Exercise details: Rewrite only the material from the line that contains "candle-body: [777, 88, 785, 126]" through the line that contains "volume-bar: [533, 479, 543, 524]", with "volume-bar" replaced by "vol-bar" and everything else unchanged.

Data rows:

^^^^^^^^

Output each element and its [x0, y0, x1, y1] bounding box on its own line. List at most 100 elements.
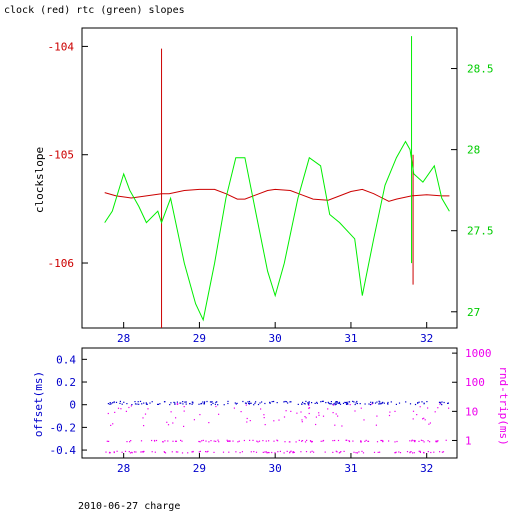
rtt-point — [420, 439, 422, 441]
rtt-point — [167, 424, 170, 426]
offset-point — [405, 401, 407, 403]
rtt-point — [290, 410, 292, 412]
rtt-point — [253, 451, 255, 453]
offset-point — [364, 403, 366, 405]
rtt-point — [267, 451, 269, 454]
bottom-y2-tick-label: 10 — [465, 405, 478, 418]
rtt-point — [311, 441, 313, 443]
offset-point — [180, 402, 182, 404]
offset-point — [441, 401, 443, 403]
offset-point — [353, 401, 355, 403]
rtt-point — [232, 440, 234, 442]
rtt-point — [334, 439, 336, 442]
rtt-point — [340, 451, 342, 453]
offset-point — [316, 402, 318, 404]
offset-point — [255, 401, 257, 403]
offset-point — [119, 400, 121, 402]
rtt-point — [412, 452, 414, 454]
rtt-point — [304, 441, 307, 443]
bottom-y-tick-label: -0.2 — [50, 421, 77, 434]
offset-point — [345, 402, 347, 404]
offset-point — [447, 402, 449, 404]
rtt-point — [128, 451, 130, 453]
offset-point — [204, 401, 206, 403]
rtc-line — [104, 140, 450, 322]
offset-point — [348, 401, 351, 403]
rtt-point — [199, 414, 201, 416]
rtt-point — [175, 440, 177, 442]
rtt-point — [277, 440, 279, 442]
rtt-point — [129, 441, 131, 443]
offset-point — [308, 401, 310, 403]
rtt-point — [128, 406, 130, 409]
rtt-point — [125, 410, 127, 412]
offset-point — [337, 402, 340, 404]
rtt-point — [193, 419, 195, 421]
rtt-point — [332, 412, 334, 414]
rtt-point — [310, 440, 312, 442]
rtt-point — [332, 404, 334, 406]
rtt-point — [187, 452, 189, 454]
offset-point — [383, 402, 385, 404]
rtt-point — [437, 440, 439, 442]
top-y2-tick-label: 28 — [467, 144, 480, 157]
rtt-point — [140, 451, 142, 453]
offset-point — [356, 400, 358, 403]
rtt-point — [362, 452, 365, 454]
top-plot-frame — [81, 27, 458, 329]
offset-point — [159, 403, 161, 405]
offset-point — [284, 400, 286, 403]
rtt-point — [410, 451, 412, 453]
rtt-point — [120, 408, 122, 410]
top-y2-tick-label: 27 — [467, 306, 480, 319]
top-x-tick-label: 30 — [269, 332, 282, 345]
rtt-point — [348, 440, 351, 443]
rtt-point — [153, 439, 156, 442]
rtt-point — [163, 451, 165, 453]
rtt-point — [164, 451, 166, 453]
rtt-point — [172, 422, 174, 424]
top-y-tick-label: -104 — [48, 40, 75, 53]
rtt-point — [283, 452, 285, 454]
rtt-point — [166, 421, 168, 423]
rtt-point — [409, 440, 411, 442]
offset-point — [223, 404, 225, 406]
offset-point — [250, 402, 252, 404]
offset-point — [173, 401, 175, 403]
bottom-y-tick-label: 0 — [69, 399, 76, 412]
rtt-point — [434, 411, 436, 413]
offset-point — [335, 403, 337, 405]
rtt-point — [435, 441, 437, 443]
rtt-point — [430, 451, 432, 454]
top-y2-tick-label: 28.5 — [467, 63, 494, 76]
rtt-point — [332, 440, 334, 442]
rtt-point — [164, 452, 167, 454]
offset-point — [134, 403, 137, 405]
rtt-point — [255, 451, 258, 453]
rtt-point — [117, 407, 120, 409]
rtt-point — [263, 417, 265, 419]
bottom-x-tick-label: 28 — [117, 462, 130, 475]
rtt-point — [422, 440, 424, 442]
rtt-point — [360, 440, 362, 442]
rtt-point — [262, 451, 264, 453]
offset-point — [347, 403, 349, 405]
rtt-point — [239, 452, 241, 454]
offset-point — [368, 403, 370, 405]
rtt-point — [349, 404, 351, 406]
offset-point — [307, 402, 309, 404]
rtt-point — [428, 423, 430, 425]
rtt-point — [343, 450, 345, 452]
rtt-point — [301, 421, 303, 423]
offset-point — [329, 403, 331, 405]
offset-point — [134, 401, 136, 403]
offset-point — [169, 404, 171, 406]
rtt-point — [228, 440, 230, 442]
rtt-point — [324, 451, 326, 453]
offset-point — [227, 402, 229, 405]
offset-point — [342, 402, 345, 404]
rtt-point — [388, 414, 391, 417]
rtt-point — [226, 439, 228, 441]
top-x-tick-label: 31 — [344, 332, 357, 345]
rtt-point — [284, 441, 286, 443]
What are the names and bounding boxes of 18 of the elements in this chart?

^^^^^^^^

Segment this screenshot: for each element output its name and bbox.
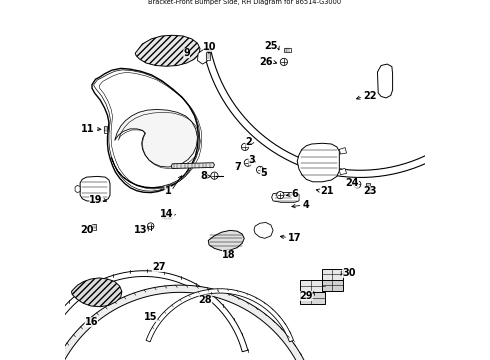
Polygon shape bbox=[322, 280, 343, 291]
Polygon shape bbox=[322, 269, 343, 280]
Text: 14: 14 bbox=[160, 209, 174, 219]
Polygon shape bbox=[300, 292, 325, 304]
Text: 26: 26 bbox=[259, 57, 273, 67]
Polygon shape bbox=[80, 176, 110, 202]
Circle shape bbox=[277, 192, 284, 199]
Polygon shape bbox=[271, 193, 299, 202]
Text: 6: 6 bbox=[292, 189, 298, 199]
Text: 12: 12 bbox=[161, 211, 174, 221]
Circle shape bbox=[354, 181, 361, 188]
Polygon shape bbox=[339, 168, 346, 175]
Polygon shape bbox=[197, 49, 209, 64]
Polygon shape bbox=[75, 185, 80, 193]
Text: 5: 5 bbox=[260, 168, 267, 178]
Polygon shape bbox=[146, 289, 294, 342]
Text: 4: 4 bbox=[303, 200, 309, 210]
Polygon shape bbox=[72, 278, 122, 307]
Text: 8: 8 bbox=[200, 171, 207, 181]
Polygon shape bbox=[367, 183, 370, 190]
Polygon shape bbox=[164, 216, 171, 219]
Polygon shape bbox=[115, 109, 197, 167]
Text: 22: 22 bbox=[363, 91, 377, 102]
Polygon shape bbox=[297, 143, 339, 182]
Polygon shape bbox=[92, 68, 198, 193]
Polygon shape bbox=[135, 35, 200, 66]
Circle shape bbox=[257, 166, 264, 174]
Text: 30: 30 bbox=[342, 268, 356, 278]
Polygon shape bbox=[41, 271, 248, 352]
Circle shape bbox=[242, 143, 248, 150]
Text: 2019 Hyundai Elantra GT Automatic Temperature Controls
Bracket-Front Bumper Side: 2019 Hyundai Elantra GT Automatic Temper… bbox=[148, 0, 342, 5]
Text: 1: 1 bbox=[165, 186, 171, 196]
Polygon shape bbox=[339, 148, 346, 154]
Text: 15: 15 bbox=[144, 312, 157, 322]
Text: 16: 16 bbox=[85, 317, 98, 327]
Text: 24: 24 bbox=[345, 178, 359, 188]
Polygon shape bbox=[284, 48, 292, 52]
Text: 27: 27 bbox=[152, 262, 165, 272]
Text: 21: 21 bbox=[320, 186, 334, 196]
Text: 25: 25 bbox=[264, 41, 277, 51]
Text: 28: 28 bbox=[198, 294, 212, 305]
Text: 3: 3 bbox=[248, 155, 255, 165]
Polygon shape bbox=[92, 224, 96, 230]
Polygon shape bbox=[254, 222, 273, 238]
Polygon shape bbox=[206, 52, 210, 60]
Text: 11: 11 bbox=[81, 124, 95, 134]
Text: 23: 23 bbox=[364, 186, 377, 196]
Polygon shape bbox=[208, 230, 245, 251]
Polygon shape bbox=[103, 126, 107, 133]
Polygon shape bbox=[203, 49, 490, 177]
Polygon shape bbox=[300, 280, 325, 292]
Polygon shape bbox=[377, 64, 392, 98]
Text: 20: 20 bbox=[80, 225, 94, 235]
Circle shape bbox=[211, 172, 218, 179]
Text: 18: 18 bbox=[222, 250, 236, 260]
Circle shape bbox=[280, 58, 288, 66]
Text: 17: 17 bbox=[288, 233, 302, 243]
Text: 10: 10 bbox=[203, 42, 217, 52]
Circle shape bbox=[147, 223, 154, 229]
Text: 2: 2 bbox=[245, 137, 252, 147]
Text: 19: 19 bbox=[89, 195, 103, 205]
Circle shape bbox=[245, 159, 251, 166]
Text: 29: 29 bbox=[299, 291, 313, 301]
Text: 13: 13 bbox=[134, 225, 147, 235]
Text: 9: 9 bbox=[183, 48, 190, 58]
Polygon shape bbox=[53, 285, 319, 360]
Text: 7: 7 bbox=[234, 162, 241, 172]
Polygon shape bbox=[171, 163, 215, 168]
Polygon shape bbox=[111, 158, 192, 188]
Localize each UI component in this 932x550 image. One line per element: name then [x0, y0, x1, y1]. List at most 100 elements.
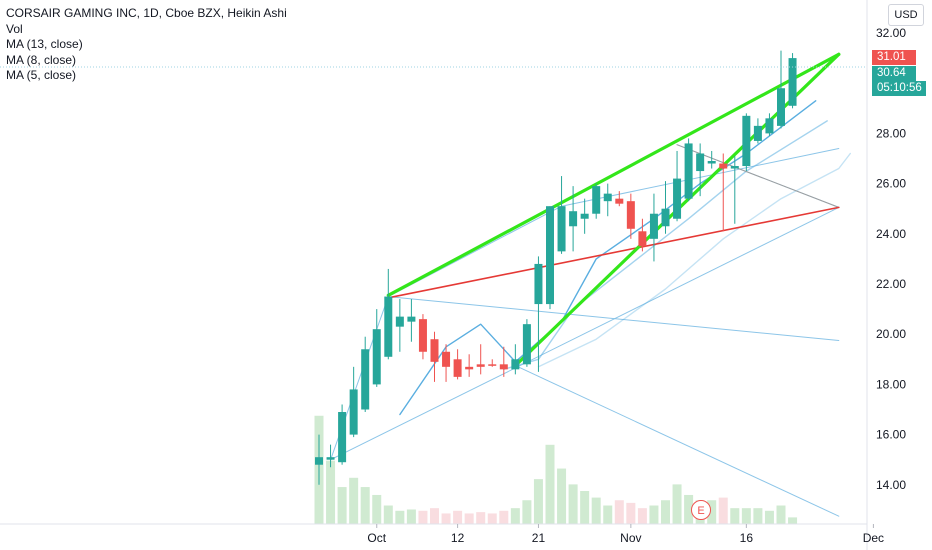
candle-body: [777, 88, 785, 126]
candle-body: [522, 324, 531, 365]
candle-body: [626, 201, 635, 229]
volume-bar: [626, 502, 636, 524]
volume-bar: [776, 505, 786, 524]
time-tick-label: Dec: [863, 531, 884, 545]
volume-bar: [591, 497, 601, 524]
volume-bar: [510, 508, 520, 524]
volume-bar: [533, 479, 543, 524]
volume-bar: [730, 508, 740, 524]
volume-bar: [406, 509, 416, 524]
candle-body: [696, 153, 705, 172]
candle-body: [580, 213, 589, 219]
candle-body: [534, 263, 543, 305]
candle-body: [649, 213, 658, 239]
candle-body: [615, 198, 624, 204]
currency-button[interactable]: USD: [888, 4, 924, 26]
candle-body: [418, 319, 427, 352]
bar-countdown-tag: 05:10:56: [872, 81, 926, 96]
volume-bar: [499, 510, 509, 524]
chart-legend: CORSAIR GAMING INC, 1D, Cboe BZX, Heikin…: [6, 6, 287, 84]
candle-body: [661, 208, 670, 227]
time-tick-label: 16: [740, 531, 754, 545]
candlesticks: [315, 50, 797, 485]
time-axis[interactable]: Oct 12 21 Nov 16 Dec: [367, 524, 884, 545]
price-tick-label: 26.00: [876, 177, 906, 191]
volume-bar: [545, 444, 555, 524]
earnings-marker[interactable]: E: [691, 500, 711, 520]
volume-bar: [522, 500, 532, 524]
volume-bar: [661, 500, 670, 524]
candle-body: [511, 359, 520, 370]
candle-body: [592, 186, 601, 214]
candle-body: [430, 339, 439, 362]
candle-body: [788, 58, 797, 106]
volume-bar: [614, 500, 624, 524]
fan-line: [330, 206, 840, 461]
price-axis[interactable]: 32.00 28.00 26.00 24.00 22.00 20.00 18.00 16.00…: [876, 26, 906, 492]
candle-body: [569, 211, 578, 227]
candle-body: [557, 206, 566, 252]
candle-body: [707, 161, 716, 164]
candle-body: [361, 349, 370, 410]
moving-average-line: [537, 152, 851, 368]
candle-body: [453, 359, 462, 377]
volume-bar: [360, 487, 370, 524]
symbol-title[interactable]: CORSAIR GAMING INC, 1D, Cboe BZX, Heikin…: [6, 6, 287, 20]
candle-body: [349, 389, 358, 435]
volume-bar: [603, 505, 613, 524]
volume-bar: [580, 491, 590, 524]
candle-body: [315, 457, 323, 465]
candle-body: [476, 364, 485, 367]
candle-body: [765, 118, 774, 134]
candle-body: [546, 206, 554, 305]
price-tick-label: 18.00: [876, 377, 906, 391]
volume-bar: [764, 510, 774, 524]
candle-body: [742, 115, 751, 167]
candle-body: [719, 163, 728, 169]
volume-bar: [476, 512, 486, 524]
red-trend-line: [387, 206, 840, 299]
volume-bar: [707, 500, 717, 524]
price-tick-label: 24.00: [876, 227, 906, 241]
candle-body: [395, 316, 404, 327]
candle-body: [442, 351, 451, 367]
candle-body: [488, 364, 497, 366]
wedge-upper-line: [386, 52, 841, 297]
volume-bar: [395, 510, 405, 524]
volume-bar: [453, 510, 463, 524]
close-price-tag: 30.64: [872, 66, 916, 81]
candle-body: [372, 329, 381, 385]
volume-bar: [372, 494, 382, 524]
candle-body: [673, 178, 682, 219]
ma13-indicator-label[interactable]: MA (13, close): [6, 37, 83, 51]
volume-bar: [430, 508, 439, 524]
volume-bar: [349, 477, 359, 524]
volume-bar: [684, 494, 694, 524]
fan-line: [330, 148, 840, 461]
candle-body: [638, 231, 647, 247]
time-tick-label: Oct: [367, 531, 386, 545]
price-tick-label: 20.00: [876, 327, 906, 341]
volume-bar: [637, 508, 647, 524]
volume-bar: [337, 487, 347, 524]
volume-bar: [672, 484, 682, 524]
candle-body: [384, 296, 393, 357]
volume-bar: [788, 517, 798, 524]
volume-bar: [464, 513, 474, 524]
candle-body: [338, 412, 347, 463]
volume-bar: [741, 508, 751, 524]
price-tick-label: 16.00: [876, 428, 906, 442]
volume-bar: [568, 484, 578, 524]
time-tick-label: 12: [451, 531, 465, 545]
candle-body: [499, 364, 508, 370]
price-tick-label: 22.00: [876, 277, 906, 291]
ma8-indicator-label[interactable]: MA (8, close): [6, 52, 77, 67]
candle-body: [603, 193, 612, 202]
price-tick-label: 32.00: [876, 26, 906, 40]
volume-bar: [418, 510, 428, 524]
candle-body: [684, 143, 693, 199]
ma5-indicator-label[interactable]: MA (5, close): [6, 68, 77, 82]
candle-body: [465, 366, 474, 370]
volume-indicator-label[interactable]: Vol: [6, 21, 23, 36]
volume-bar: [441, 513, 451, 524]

^^^^^^^^

Finished answer:
candle-body: [777, 88, 785, 126]
candle-body: [522, 324, 531, 365]
candle-body: [626, 201, 635, 229]
vol-bar: [626, 502, 636, 524]
vol-bar: [776, 505, 786, 524]
time-tick-label: Dec: [863, 531, 884, 545]
vol-bar: [591, 497, 601, 524]
vol-bar: [510, 508, 520, 524]
vol-bar: [533, 479, 543, 524]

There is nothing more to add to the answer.